Return all lines from the listing below in which the string "placeholder" occurs.

----- Dataset entries -----

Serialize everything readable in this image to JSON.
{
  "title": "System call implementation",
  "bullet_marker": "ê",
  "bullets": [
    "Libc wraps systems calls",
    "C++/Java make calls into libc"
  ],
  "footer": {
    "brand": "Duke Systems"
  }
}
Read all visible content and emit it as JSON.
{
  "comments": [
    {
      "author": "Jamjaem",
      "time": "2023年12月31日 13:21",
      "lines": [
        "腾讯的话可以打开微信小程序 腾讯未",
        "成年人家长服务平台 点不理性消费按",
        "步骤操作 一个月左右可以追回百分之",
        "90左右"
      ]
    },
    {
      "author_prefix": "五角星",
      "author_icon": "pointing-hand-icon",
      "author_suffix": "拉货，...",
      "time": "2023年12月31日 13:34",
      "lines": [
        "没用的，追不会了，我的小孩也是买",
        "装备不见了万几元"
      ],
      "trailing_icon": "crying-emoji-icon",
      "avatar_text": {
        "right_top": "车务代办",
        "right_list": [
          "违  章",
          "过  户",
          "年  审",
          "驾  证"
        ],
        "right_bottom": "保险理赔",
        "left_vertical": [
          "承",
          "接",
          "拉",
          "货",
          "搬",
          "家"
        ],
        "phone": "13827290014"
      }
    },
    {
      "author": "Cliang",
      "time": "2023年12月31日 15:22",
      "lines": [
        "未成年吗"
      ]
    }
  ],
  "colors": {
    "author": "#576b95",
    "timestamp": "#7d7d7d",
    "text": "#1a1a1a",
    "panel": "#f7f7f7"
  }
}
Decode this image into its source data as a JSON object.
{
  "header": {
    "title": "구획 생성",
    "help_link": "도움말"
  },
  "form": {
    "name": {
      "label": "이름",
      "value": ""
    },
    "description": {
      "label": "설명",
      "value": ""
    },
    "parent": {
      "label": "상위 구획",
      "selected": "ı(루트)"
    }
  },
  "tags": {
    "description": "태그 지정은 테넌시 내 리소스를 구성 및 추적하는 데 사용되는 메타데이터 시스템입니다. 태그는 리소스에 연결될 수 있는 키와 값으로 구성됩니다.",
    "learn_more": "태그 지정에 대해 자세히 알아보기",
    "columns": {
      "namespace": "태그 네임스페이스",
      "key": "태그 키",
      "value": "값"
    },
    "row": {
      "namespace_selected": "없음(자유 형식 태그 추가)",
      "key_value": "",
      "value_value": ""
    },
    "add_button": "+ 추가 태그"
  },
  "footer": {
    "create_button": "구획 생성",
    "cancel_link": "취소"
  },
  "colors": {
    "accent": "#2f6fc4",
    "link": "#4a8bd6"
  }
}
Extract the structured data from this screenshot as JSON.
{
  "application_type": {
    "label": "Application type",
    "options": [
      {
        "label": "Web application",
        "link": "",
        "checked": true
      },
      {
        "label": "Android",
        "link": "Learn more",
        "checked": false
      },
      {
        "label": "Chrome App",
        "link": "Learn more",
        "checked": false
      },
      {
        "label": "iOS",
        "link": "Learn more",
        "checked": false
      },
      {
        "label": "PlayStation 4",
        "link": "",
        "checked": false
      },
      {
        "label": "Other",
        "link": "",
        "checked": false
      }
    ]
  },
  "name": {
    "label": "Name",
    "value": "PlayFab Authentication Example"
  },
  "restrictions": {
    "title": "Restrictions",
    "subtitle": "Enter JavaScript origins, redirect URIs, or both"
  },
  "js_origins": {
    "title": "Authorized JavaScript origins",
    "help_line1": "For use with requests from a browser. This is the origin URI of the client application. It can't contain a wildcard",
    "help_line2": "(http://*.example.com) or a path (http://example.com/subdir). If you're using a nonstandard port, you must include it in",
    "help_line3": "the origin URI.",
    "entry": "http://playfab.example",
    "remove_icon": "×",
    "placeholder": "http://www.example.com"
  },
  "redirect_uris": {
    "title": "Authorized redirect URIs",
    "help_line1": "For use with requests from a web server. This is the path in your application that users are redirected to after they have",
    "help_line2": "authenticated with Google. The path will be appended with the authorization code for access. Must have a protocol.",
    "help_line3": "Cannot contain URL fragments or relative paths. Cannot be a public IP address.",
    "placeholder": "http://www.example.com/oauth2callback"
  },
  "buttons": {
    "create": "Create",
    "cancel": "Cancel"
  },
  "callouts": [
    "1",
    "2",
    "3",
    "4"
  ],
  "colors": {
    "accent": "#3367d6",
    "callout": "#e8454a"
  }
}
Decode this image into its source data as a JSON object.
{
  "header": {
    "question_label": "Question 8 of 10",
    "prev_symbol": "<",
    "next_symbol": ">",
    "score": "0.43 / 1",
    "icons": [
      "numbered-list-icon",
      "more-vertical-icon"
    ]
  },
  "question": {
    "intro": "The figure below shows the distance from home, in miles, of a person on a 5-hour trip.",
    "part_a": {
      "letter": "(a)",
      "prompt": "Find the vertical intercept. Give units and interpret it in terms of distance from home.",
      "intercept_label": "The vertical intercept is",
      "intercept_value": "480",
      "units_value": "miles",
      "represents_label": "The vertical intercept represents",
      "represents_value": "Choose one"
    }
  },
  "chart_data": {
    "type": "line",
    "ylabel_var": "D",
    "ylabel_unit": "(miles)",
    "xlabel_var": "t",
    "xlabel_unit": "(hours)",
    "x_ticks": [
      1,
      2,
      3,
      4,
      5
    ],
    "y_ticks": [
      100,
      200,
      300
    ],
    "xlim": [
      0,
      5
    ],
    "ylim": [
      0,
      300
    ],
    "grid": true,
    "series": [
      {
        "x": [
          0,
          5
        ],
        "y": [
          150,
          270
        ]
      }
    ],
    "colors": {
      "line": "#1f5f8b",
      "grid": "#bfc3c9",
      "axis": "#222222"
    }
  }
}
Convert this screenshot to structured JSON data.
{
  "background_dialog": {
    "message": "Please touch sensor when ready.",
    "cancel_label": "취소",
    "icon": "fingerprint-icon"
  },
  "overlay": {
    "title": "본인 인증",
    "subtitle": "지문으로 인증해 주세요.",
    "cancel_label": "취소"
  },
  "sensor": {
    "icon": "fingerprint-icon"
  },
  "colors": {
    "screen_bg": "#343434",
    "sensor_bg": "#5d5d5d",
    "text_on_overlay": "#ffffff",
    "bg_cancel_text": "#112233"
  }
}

-----

> **Task answer**
    "placeholder": "http://www.example.com"
    "placeholder": "http://www.example.com/oauth2callback"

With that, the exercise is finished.